• Record excerpts
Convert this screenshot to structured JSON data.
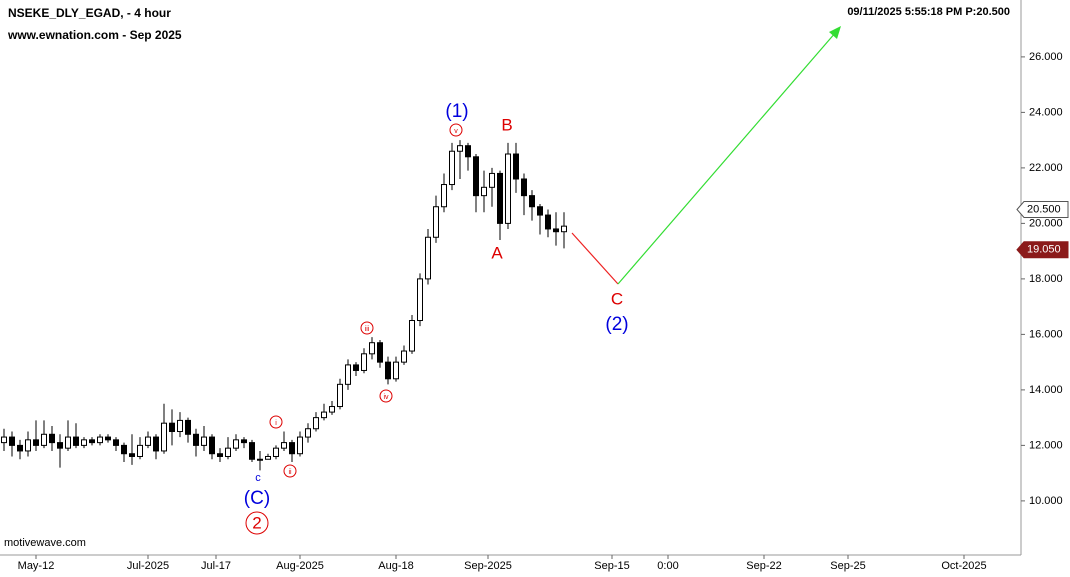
{
  "chart_data": {
    "type": "candlestick",
    "title": "NSEKE_DLY_EGAD, - 4 hour",
    "subtitle": "www.ewnation.com  - Sep 2025",
    "info": "09/11/2025 5:55:18 PM  P:20.500",
    "source": "motivewave.com",
    "color": "#000000",
    "open": [
      12.1,
      12.3,
      12.0,
      11.8,
      12.2,
      12.0,
      12.4,
      12.1,
      11.9,
      12.3,
      12.0,
      12.2,
      12.1,
      12.3,
      12.2,
      12.0,
      11.7,
      11.6,
      12.0,
      12.3,
      11.8,
      12.8,
      12.5,
      12.9,
      12.4,
      12.0,
      12.3,
      11.7,
      11.6,
      11.9,
      12.2,
      12.1,
      11.5,
      11.5,
      11.6,
      11.9,
      12.1,
      11.7,
      12.3,
      12.6,
      13.0,
      13.2,
      13.4,
      14.2,
      14.9,
      14.7,
      15.3,
      15.7,
      15.0,
      14.4,
      15.0,
      15.4,
      16.5,
      18.0,
      19.5,
      20.6,
      21.4,
      22.6,
      22.8,
      22.4,
      21.0,
      21.3,
      21.8,
      20.0,
      22.5,
      21.6,
      21.0,
      20.6,
      20.3,
      19.8,
      19.7
    ],
    "high": [
      12.6,
      12.5,
      12.2,
      12.5,
      12.9,
      12.9,
      12.7,
      12.4,
      12.9,
      12.8,
      12.3,
      12.3,
      12.4,
      12.4,
      12.3,
      12.1,
      12.4,
      12.3,
      12.5,
      12.4,
      13.5,
      13.3,
      13.2,
      13.0,
      12.6,
      12.7,
      12.4,
      11.9,
      12.3,
      12.4,
      12.3,
      12.2,
      11.8,
      11.7,
      12.0,
      12.5,
      12.2,
      12.5,
      12.8,
      13.2,
      13.5,
      13.6,
      14.4,
      15.1,
      15.0,
      15.5,
      15.9,
      15.8,
      15.2,
      15.2,
      15.6,
      16.7,
      18.2,
      19.8,
      21.0,
      21.8,
      22.9,
      23.0,
      22.9,
      22.5,
      21.9,
      22.0,
      21.9,
      22.9,
      22.9,
      21.8,
      21.2,
      20.7,
      20.5,
      20.4,
      20.4
    ],
    "low": [
      11.8,
      11.6,
      11.5,
      11.6,
      11.8,
      11.9,
      11.8,
      11.2,
      11.8,
      11.9,
      11.9,
      12.0,
      12.0,
      12.1,
      11.8,
      11.4,
      11.3,
      11.5,
      11.9,
      11.5,
      11.7,
      12.0,
      12.3,
      12.1,
      11.6,
      11.8,
      11.5,
      11.4,
      11.5,
      11.8,
      11.9,
      11.4,
      11.1,
      11.5,
      11.5,
      11.8,
      11.4,
      11.6,
      12.1,
      12.5,
      12.9,
      13.1,
      13.3,
      14.0,
      14.5,
      14.6,
      15.1,
      14.8,
      14.2,
      14.3,
      14.9,
      15.3,
      16.3,
      17.8,
      19.3,
      20.4,
      21.2,
      21.6,
      21.9,
      20.4,
      20.4,
      20.6,
      19.4,
      19.8,
      21.1,
      20.3,
      20.1,
      19.6,
      19.5,
      19.2,
      19.1
    ],
    "close": [
      12.3,
      12.0,
      11.8,
      12.2,
      12.0,
      12.4,
      12.1,
      11.9,
      12.3,
      12.0,
      12.2,
      12.1,
      12.3,
      12.2,
      12.0,
      11.7,
      11.6,
      12.0,
      12.3,
      11.8,
      12.8,
      12.5,
      12.9,
      12.4,
      12.0,
      12.3,
      11.7,
      11.6,
      11.9,
      12.2,
      12.1,
      11.5,
      11.5,
      11.6,
      11.9,
      12.1,
      11.7,
      12.3,
      12.6,
      13.0,
      13.2,
      13.4,
      14.2,
      14.9,
      14.7,
      15.3,
      15.7,
      15.0,
      14.4,
      15.0,
      15.4,
      16.5,
      18.0,
      19.5,
      20.6,
      21.4,
      22.6,
      22.8,
      22.4,
      21.0,
      21.3,
      21.8,
      20.0,
      22.5,
      21.6,
      21.0,
      20.6,
      20.3,
      19.8,
      19.7,
      19.9
    ],
    "xlim": [
      -0.5,
      127
    ],
    "xticks": [
      {
        "value": 4,
        "label": "May-12"
      },
      {
        "value": 18,
        "label": "Jul-2025"
      },
      {
        "value": 26.5,
        "label": "Jul-17"
      },
      {
        "value": 37,
        "label": "Aug-2025"
      },
      {
        "value": 49,
        "label": "Aug-18"
      },
      {
        "value": 60.5,
        "label": "Sep-2025"
      },
      {
        "value": 76,
        "label": "Sep-15"
      },
      {
        "value": 83,
        "label": "0:00"
      },
      {
        "value": 95,
        "label": "Sep-22"
      },
      {
        "value": 105.5,
        "label": "Sep-25"
      },
      {
        "value": 120,
        "label": "Oct-2025"
      }
    ],
    "ylim": [
      8.05,
      28.05
    ],
    "yticks": [
      {
        "value": 10,
        "label": "10.000"
      },
      {
        "value": 12,
        "label": "12.000"
      },
      {
        "value": 14,
        "label": "14.000"
      },
      {
        "value": 16,
        "label": "16.000"
      },
      {
        "value": 18,
        "label": "18.000"
      },
      {
        "value": 20,
        "label": "20.000"
      },
      {
        "value": 22,
        "label": "22.000"
      },
      {
        "value": 24,
        "label": "24.000"
      },
      {
        "value": 26,
        "label": "26.000"
      }
    ],
    "price_markers": [
      {
        "value": 20.5,
        "label": "20.500",
        "color": "#ffffff"
      },
      {
        "value": 19.05,
        "label": "19.050",
        "color": "#8b1a1a"
      }
    ],
    "grid": false,
    "annotations": [
      {
        "text": "(1)",
        "color": "#0000dd"
      },
      {
        "text": "v",
        "color": "#dd0000",
        "circled": true
      },
      {
        "text": "B",
        "color": "#dd0000"
      },
      {
        "text": "A",
        "color": "#dd0000"
      },
      {
        "text": "C",
        "color": "#dd0000"
      },
      {
        "text": "(2)",
        "color": "#0000dd"
      },
      {
        "text": "iii",
        "color": "#dd0000",
        "circled": true
      },
      {
        "text": "iv",
        "color": "#dd0000",
        "circled": true
      },
      {
        "text": "i",
        "color": "#dd0000",
        "circled": true
      },
      {
        "text": "ii",
        "color": "#dd0000",
        "circled": true
      },
      {
        "text": "c",
        "color": "#0000dd"
      },
      {
        "text": "(C)",
        "color": "#0000dd"
      },
      {
        "text": "2",
        "color": "#dd0000",
        "circled": true
      }
    ]
  }
}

• Exercise task
Exclude the pictures and transcribe all of the entries exactly.

• Result for this task
Convert this screenshot to structured JSON data.
{
  "chart_data": {
    "type": "candlestick",
    "title": "NSEKE_DLY_EGAD, - 4 hour",
    "subtitle": "www.ewnation.com  - Sep 2025",
    "info": "09/11/2025 5:55:18 PM  P:20.500",
    "source": "motivewave.com",
    "color": "#000000",
    "open": [
      12.1,
      12.3,
      12.0,
      11.8,
      12.2,
      12.0,
      12.4,
      12.1,
      11.9,
      12.3,
      12.0,
      12.2,
      12.1,
      12.3,
      12.2,
      12.0,
      11.7,
      11.6,
      12.0,
      12.3,
      11.8,
      12.8,
      12.5,
      12.9,
      12.4,
      12.0,
      12.3,
      11.7,
      11.6,
      11.9,
      12.2,
      12.1,
      11.5,
      11.5,
      11.6,
      11.9,
      12.1,
      11.7,
      12.3,
      12.6,
      13.0,
      13.2,
      13.4,
      14.2,
      14.9,
      14.7,
      15.3,
      15.7,
      15.0,
      14.4,
      15.0,
      15.4,
      16.5,
      18.0,
      19.5,
      20.6,
      21.4,
      22.6,
      22.8,
      22.4,
      21.0,
      21.3,
      21.8,
      20.0,
      22.5,
      21.6,
      21.0,
      20.6,
      20.3,
      19.8,
      19.7
    ],
    "high": [
      12.6,
      12.5,
      12.2,
      12.5,
      12.9,
      12.9,
      12.7,
      12.4,
      12.9,
      12.8,
      12.3,
      12.3,
      12.4,
      12.4,
      12.3,
      12.1,
      12.4,
      12.3,
      12.5,
      12.4,
      13.5,
      13.3,
      13.2,
      13.0,
      12.6,
      12.7,
      12.4,
      11.9,
      12.3,
      12.4,
      12.3,
      12.2,
      11.8,
      11.7,
      12.0,
      12.5,
      12.2,
      12.5,
      12.8,
      13.2,
      13.5,
      13.6,
      14.4,
      15.1,
      15.0,
      15.5,
      15.9,
      15.8,
      15.2,
      15.2,
      15.6,
      16.7,
      18.2,
      19.8,
      21.0,
      21.8,
      22.9,
      23.0,
      22.9,
      22.5,
      21.9,
      22.0,
      21.9,
      22.9,
      22.9,
      21.8,
      21.2,
      20.7,
      20.5,
      20.4,
      20.4
    ],
    "low": [
      11.8,
      11.6,
      11.5,
      11.6,
      11.8,
      11.9,
      11.8,
      11.2,
      11.8,
      11.9,
      11.9,
      12.0,
      12.0,
      12.1,
      11.8,
      11.4,
      11.3,
      11.5,
      11.9,
      11.5,
      11.7,
      12.0,
      12.3,
      12.1,
      11.6,
      11.8,
      11.5,
      11.4,
      11.5,
      11.8,
      11.9,
      11.4,
      11.1,
      11.5,
      11.5,
      11.8,
      11.4,
      11.6,
      12.1,
      12.5,
      12.9,
      13.1,
      13.3,
      14.0,
      14.5,
      14.6,
      15.1,
      14.8,
      14.2,
      14.3,
      14.9,
      15.3,
      16.3,
      17.8,
      19.3,
      20.4,
      21.2,
      21.6,
      21.9,
      20.4,
      20.4,
      20.6,
      19.4,
      19.8,
      21.1,
      20.3,
      20.1,
      19.6,
      19.5,
      19.2,
      19.1
    ],
    "close": [
      12.3,
      12.0,
      11.8,
      12.2,
      12.0,
      12.4,
      12.1,
      11.9,
      12.3,
      12.0,
      12.2,
      12.1,
      12.3,
      12.2,
      12.0,
      11.7,
      11.6,
      12.0,
      12.3,
      11.8,
      12.8,
      12.5,
      12.9,
      12.4,
      12.0,
      12.3,
      11.7,
      11.6,
      11.9,
      12.2,
      12.1,
      11.5,
      11.5,
      11.6,
      11.9,
      12.1,
      11.7,
      12.3,
      12.6,
      13.0,
      13.2,
      13.4,
      14.2,
      14.9,
      14.7,
      15.3,
      15.7,
      15.0,
      14.4,
      15.0,
      15.4,
      16.5,
      18.0,
      19.5,
      20.6,
      21.4,
      22.6,
      22.8,
      22.4,
      21.0,
      21.3,
      21.8,
      20.0,
      22.5,
      21.6,
      21.0,
      20.6,
      20.3,
      19.8,
      19.7,
      19.9
    ],
    "xlim": [
      -0.5,
      127
    ],
    "xticks": [
      {
        "value": 4,
        "label": "May-12"
      },
      {
        "value": 18,
        "label": "Jul-2025"
      },
      {
        "value": 26.5,
        "label": "Jul-17"
      },
      {
        "value": 37,
        "label": "Aug-2025"
      },
      {
        "value": 49,
        "label": "Aug-18"
      },
      {
        "value": 60.5,
        "label": "Sep-2025"
      },
      {
        "value": 76,
        "label": "Sep-15"
      },
      {
        "value": 83,
        "label": "0:00"
      },
      {
        "value": 95,
        "label": "Sep-22"
      },
      {
        "value": 105.5,
        "label": "Sep-25"
      },
      {
        "value": 120,
        "label": "Oct-2025"
      }
    ],
    "ylim": [
      8.05,
      28.05
    ],
    "yticks": [
      {
        "value": 10,
        "label": "10.000"
      },
      {
        "value": 12,
        "label": "12.000"
      },
      {
        "value": 14,
        "label": "14.000"
      },
      {
        "value": 16,
        "label": "16.000"
      },
      {
        "value": 18,
        "label": "18.000"
      },
      {
        "value": 20,
        "label": "20.000"
      },
      {
        "value": 22,
        "label": "22.000"
      },
      {
        "value": 24,
        "label": "24.000"
      },
      {
        "value": 26,
        "label": "26.000"
      }
    ],
    "price_markers": [
      {
        "value": 20.5,
        "label": "20.500",
        "color": "#ffffff"
      },
      {
        "value": 19.05,
        "label": "19.050",
        "color": "#8b1a1a"
      }
    ],
    "grid": false,
    "annotations": [
      {
        "text": "(1)",
        "color": "#0000dd"
      },
      {
        "text": "v",
        "color": "#dd0000",
        "circled": true
      },
      {
        "text": "B",
        "color": "#dd0000"
      },
      {
        "text": "A",
        "color": "#dd0000"
      },
      {
        "text": "C",
        "color": "#dd0000"
      },
      {
        "text": "(2)",
        "color": "#0000dd"
      },
      {
        "text": "iii",
        "color": "#dd0000",
        "circled": true
      },
      {
        "text": "iv",
        "color": "#dd0000",
        "circled": true
      },
      {
        "text": "i",
        "color": "#dd0000",
        "circled": true
      },
      {
        "text": "ii",
        "color": "#dd0000",
        "circled": true
      },
      {
        "text": "c",
        "color": "#0000dd"
      },
      {
        "text": "(C)",
        "color": "#0000dd"
      },
      {
        "text": "2",
        "color": "#dd0000",
        "circled": true
      }
    ]
  }
}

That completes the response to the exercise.